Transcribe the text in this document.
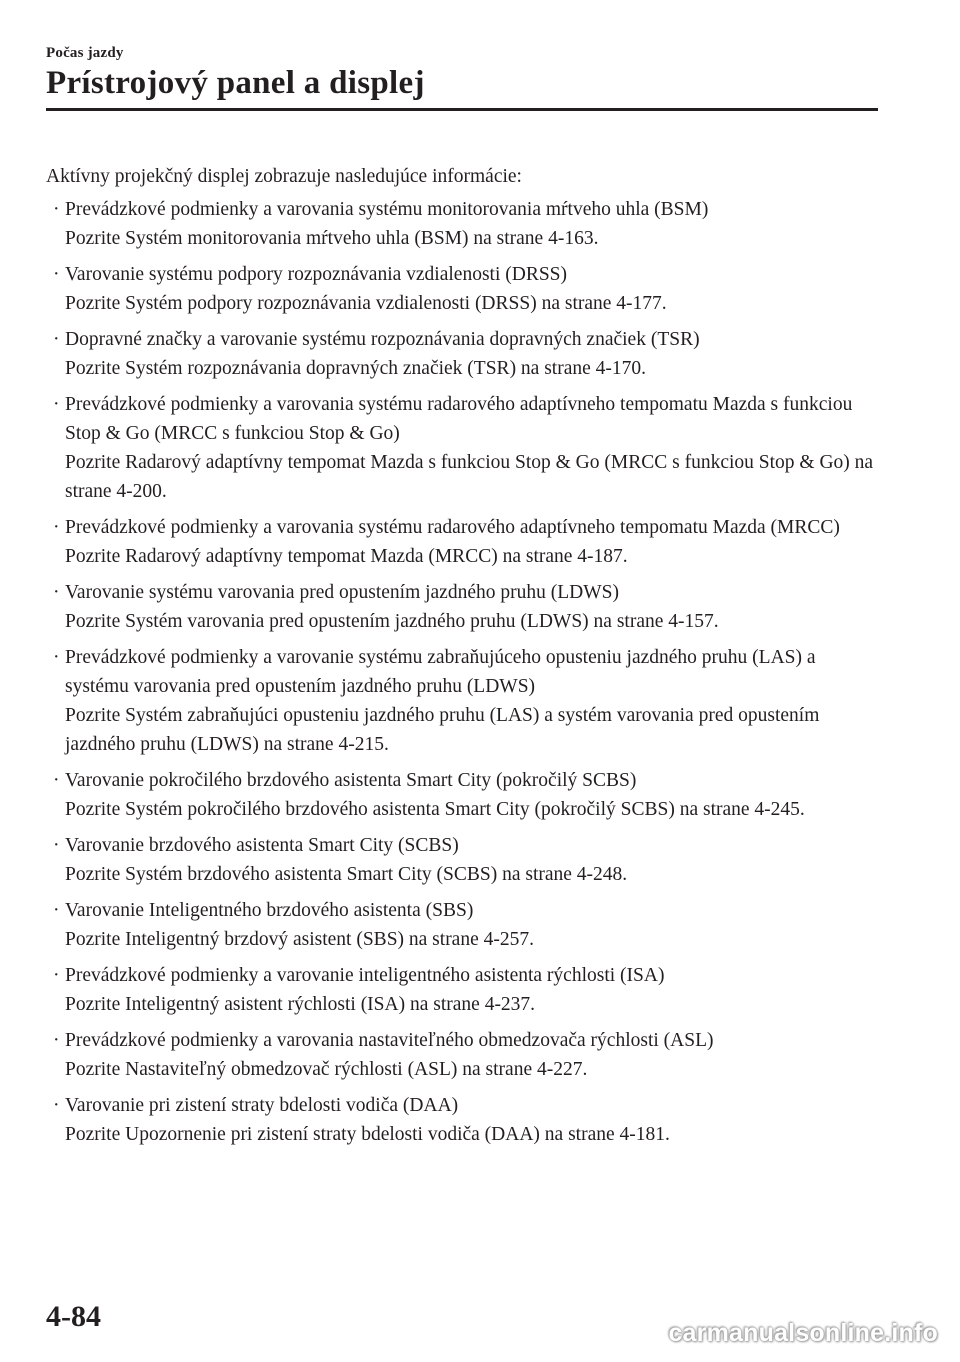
Počas jazdy
Prístrojový panel a displej

Aktívny projekčný displej zobrazuje nasledujúce informácie:

· Prevádzkové podmienky a varovania systému monitorovania mŕtveho uhla (BSM)
Pozrite Systém monitorovania mŕtveho uhla (BSM) na strane 4-163.
· Varovanie systému podpory rozpoznávania vzdialenosti (DRSS)
Pozrite Systém podpory rozpoznávania vzdialenosti (DRSS) na strane 4-177.
· Dopravné značky a varovanie systému rozpoznávania dopravných značiek (TSR)
Pozrite Systém rozpoznávania dopravných značiek (TSR) na strane 4-170.
· Prevádzkové podmienky a varovania systému radarového adaptívneho tempomatu Mazda s funkciou Stop & Go (MRCC s funkciou Stop & Go)
Pozrite Radarový adaptívny tempomat Mazda s funkciou Stop & Go (MRCC s funkciou Stop & Go) na strane 4-200.
· Prevádzkové podmienky a varovania systému radarového adaptívneho tempomatu Mazda (MRCC)
Pozrite Radarový adaptívny tempomat Mazda (MRCC) na strane 4-187.
· Varovanie systému varovania pred opustením jazdného pruhu (LDWS)
Pozrite Systém varovania pred opustením jazdného pruhu (LDWS) na strane 4-157.
· Prevádzkové podmienky a varovanie systému zabraňujúceho opusteniu jazdného pruhu (LAS) a systému varovania pred opustením jazdného pruhu (LDWS)
Pozrite Systém zabraňujúci opusteniu jazdného pruhu (LAS) a systém varovania pred opustením jazdného pruhu (LDWS) na strane 4-215.
· Varovanie pokročilého brzdového asistenta Smart City (pokročilý SCBS)
Pozrite Systém pokročilého brzdového asistenta Smart City (pokročilý SCBS) na strane 4-245.
· Varovanie brzdového asistenta Smart City (SCBS)
Pozrite Systém brzdového asistenta Smart City (SCBS) na strane 4-248.
· Varovanie Inteligentného brzdového asistenta (SBS)
Pozrite Inteligentný brzdový asistent (SBS) na strane 4-257.
· Prevádzkové podmienky a varovanie inteligentného asistenta rýchlosti (ISA)
Pozrite Inteligentný asistent rýchlosti (ISA) na strane 4-237.
· Prevádzkové podmienky a varovania nastaviteľného obmedzovača rýchlosti (ASL)
Pozrite Nastaviteľný obmedzovač rýchlosti (ASL) na strane 4-227.
· Varovanie pri zistení straty bdelosti vodiča (DAA)
Pozrite Upozornenie pri zistení straty bdelosti vodiča (DAA) na strane 4-181.
4-84	carmanualsonline.info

________

• _DIRECTIVE_:
Only the number is wanted: how many lines in the data include the string "brzdového"?

• _SOLUTION FOR THIS EXERCISE_:
5